## Supplied data
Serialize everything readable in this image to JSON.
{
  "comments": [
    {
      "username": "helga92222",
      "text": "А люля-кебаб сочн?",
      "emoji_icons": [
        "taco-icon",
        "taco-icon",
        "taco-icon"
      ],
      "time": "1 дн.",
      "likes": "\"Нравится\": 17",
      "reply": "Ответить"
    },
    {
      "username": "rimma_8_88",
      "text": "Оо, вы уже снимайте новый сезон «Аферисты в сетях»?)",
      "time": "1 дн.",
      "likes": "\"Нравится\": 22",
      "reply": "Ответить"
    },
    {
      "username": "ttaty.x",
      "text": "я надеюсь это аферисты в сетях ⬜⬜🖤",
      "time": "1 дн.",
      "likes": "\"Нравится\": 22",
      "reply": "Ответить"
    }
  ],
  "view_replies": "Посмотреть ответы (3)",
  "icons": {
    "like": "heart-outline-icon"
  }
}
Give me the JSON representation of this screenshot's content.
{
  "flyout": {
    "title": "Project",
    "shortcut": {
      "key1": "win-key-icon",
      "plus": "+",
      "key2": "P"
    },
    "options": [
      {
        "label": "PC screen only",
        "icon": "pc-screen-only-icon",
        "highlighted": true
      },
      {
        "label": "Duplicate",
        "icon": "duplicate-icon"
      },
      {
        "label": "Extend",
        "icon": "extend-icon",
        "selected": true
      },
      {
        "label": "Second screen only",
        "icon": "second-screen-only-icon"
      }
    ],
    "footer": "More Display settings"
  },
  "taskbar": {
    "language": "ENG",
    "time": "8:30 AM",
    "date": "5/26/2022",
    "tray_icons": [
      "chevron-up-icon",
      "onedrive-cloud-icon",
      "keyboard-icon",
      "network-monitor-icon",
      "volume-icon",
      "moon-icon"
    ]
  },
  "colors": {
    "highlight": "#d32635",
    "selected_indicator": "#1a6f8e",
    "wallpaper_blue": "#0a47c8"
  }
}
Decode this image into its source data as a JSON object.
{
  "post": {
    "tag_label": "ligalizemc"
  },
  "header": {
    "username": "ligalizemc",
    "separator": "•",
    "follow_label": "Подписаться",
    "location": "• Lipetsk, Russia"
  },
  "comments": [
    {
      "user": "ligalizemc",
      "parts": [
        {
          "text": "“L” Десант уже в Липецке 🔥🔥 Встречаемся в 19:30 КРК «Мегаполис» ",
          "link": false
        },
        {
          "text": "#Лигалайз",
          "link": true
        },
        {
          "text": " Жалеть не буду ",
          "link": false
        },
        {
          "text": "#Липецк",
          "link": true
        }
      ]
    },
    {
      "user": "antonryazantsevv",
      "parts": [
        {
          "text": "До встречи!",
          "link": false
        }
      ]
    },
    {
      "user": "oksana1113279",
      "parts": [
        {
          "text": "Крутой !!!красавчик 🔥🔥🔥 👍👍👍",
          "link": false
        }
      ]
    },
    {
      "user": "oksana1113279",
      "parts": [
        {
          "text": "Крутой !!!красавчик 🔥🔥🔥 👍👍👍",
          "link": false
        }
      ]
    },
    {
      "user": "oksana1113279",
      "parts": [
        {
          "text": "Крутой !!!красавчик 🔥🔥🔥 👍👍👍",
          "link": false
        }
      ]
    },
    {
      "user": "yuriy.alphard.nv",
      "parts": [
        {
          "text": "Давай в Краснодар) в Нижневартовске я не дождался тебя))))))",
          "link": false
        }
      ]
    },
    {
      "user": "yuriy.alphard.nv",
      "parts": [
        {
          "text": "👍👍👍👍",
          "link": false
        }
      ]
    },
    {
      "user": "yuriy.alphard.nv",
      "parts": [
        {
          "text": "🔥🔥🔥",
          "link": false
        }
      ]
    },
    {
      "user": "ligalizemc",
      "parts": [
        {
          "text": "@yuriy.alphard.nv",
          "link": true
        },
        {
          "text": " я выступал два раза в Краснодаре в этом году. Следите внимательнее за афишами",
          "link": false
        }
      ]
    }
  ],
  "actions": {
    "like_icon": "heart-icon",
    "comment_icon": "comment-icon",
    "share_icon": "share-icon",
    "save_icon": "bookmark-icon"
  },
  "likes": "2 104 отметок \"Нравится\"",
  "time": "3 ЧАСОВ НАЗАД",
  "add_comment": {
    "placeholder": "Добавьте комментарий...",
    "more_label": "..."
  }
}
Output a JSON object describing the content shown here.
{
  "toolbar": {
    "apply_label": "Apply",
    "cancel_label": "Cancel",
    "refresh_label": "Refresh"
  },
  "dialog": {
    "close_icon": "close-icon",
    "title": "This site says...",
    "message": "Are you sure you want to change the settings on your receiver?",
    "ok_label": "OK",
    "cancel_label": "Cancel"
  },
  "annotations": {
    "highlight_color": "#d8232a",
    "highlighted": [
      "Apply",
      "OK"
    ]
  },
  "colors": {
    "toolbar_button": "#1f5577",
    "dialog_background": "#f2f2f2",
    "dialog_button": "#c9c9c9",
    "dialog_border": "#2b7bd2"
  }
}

## Direction
Copy out every line of the data above, exactly as given.

## Full response
Serialize everything readable in this image to JSON.
{
  "comments": [
    {
      "username": "helga92222",
      "text": "А люля-кебаб сочн?",
      "emoji_icons": [
        "taco-icon",
        "taco-icon",
        "taco-icon"
      ],
      "time": "1 дн.",
      "likes": "\"Нравится\": 17",
      "reply": "Ответить"
    },
    {
      "username": "rimma_8_88",
      "text": "Оо, вы уже снимайте новый сезон «Аферисты в сетях»?)",
      "time": "1 дн.",
      "likes": "\"Нравится\": 22",
      "reply": "Ответить"
    },
    {
      "username": "ttaty.x",
      "text": "я надеюсь это аферисты в сетях ⬜⬜🖤",
      "time": "1 дн.",
      "likes": "\"Нравится\": 22",
      "reply": "Ответить"
    }
  ],
  "view_replies": "Посмотреть ответы (3)",
  "icons": {
    "like": "heart-outline-icon"
  }
}
Give me the JSON representation of this screenshot's content.
{
  "flyout": {
    "title": "Project",
    "shortcut": {
      "key1": "win-key-icon",
      "plus": "+",
      "key2": "P"
    },
    "options": [
      {
        "label": "PC screen only",
        "icon": "pc-screen-only-icon",
        "highlighted": true
      },
      {
        "label": "Duplicate",
        "icon": "duplicate-icon"
      },
      {
        "label": "Extend",
        "icon": "extend-icon",
        "selected": true
      },
      {
        "label": "Second screen only",
        "icon": "second-screen-only-icon"
      }
    ],
    "footer": "More Display settings"
  },
  "taskbar": {
    "language": "ENG",
    "time": "8:30 AM",
    "date": "5/26/2022",
    "tray_icons": [
      "chevron-up-icon",
      "onedrive-cloud-icon",
      "keyboard-icon",
      "network-monitor-icon",
      "volume-icon",
      "moon-icon"
    ]
  },
  "colors": {
    "highlight": "#d32635",
    "selected_indicator": "#1a6f8e",
    "wallpaper_blue": "#0a47c8"
  }
}
Decode this image into its source data as a JSON object.
{
  "post": {
    "tag_label": "ligalizemc"
  },
  "header": {
    "username": "ligalizemc",
    "separator": "•",
    "follow_label": "Подписаться",
    "location": "• Lipetsk, Russia"
  },
  "comments": [
    {
      "user": "ligalizemc",
      "parts": [
        {
          "text": "“L” Десант уже в Липецке 🔥🔥 Встречаемся в 19:30 КРК «Мегаполис» ",
          "link": false
        },
        {
          "text": "#Лигалайз",
          "link": true
        },
        {
          "text": " Жалеть не буду ",
          "link": false
        },
        {
          "text": "#Липецк",
          "link": true
        }
      ]
    },
    {
      "user": "antonryazantsevv",
      "parts": [
        {
          "text": "До встречи!",
          "link": false
        }
      ]
    },
    {
      "user": "oksana1113279",
      "parts": [
        {
          "text": "Крутой !!!красавчик 🔥🔥🔥 👍👍👍",
          "link": false
        }
      ]
    },
    {
      "user": "oksana1113279",
      "parts": [
        {
          "text": "Крутой !!!красавчик 🔥🔥🔥 👍👍👍",
          "link": false
        }
      ]
    },
    {
      "user": "oksana1113279",
      "parts": [
        {
          "text": "Крутой !!!красавчик 🔥🔥🔥 👍👍👍",
          "link": false
        }
      ]
    },
    {
      "user": "yuriy.alphard.nv",
      "parts": [
        {
          "text": "Давай в Краснодар) в Нижневартовске я не дождался тебя))))))",
          "link": false
        }
      ]
    },
    {
      "user": "yuriy.alphard.nv",
      "parts": [
        {
          "text": "👍👍👍👍",
          "link": false
        }
      ]
    },
    {
      "user": "yuriy.alphard.nv",
      "parts": [
        {
          "text": "🔥🔥🔥",
          "link": false
        }
      ]
    },
    {
      "user": "ligalizemc",
      "parts": [
        {
          "text": "@yuriy.alphard.nv",
          "link": true
        },
        {
          "text": " я выступал два раза в Краснодаре в этом году. Следите внимательнее за афишами",
          "link": false
        }
      ]
    }
  ],
  "actions": {
    "like_icon": "heart-icon",
    "comment_icon": "comment-icon",
    "share_icon": "share-icon",
    "save_icon": "bookmark-icon"
  },
  "likes": "2 104 отметок \"Нравится\"",
  "time": "3 ЧАСОВ НАЗАД",
  "add_comment": {
    "placeholder": "Добавьте комментарий...",
    "more_label": "..."
  }
}
Output a JSON object describing the content shown here.
{
  "toolbar": {
    "apply_label": "Apply",
    "cancel_label": "Cancel",
    "refresh_label": "Refresh"
  },
  "dialog": {
    "close_icon": "close-icon",
    "title": "This site says...",
    "message": "Are you sure you want to change the settings on your receiver?",
    "ok_label": "OK",
    "cancel_label": "Cancel"
  },
  "annotations": {
    "highlight_color": "#d8232a",
    "highlighted": [
      "Apply",
      "OK"
    ]
  },
  "colors": {
    "toolbar_button": "#1f5577",
    "dialog_background": "#f2f2f2",
    "dialog_button": "#c9c9c9",
    "dialog_border": "#2b7bd2"
  }
}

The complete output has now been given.